** BEGIN TEXT SECTION **

It seems like an American women’s magazine was the first to use the term ‘polka dots’, in 1857, referring to a pattern composed of equally sized and arranged round dots. At the time, polka, a Bohemian half-step folk dance, had spread from its peasant roots in central Europe to become the biggest musical and social trend in Paris, then London, and later the United States.

Because of its massive popularity in the mid-19th century, contemporary products were often marketed by having the ‘polka’ prefix attached to them. Various foods, home decor and pieces of clothing, sometimes dotted and sometimes not, and usually not at all connected to the actual dance, became part of the polka wave. The Swedish polkagris, a striped peppermint candy stick invented in 1859, is one such example. In France, on the other hand, polka dots are referred to as peas, in Spain as little moons and in Germany as coins.

** END TEXT SECTION **

TO DO: Write the next part of the text on the origin of the term "polka dots," beginning after its final sentence.

** BEGIN DATASET CONTENT **

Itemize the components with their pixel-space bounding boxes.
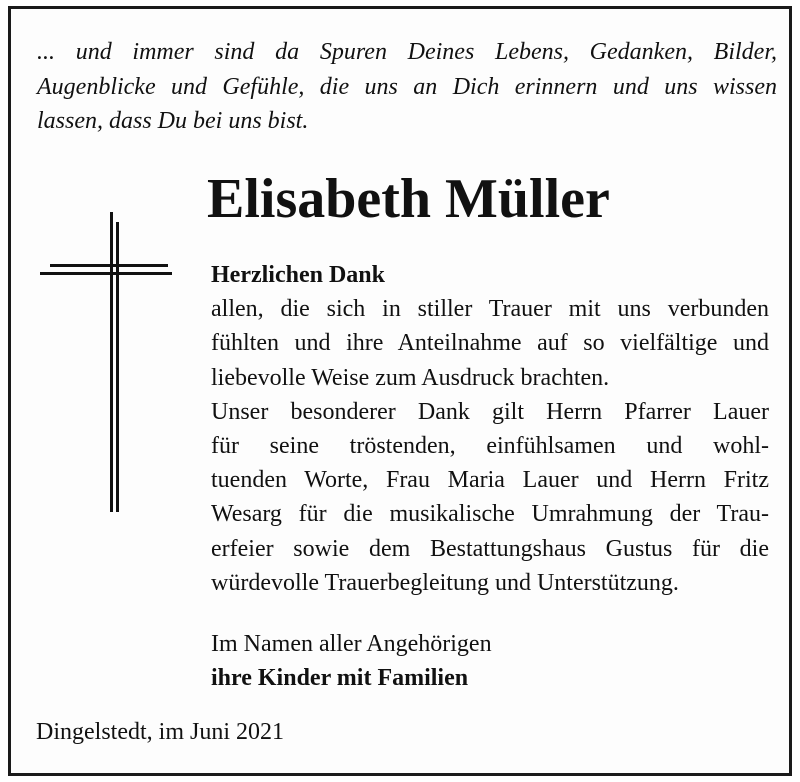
place-date: Dingelstedt, im Juni 2021 [36,719,284,745]
thanks-heading: Herzlichen Dank [211,262,385,288]
deceased-name: Elisabeth Müller [207,168,610,230]
quote-line: Augenblicke und Gefühle, die uns an Dich erinnern und uns wissen [37,73,777,100]
thanks-text [211,258,769,600]
quote-line: ... und immer sind da Spuren Deines Lebens, Gedanken, Bilder, [37,39,777,65]
body-line: fühlten und ihre Anteilnahme auf so vielfältige und [211,330,769,357]
body-line: würdevolle Trauerbegleitung und Unterstützung. [211,569,679,596]
body-line: liebevolle Weise zum Ausdruck brachten. [211,364,610,391]
body-line: Wesarg für die musikalische Umrahmung der Trau- [211,501,769,528]
signature-intro: Im Namen aller Angehörigen [211,631,492,657]
signature-block [211,627,771,695]
memorial-quote [37,35,777,139]
signature-family: ihre Kinder mit Familien [211,665,469,691]
body-line: Unser besonderer Dank gilt Herrn Pfarrer Lauer [211,398,769,425]
obituary-card [8,6,792,776]
quote-line: lassen, dass Du bei uns bist. [37,108,309,134]
body-line: allen, die sich in stiller Trauer mit uns verbunden [211,296,769,323]
body-line: erfeier sowie dem Bestattungshaus Gustus für die [211,535,769,562]
body-line: tuenden Worte, Frau Maria Lauer und Herrn Fritz [211,467,769,494]
body-line: für seine tröstenden, einfühlsamen und wohl- [211,433,769,460]
cross-icon [40,212,172,512]
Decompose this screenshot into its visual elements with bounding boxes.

** END DATASET CONTENT **

ANSWER TO THIS PROBLEM:
After their initial peak in the latter half of the 19th century, polka-dot fabrics again became popular, especially in the US during the interwar years, appearing on children’s clothes, women’s dresses, nightwear and bedding. The early 1940s saw a great revival of printed dots and the polka pattern was described in the American press as clean, democratic and patriotic.

When the extravagant ‘new look’ was launched in Paris after the war, polka dots were used in hour-glass evening dresses and ball gowns for their traditionally romantic and feminine connotations. The pattern has since mainly become associated with an optimistic and cheerful fashion of the postwar era.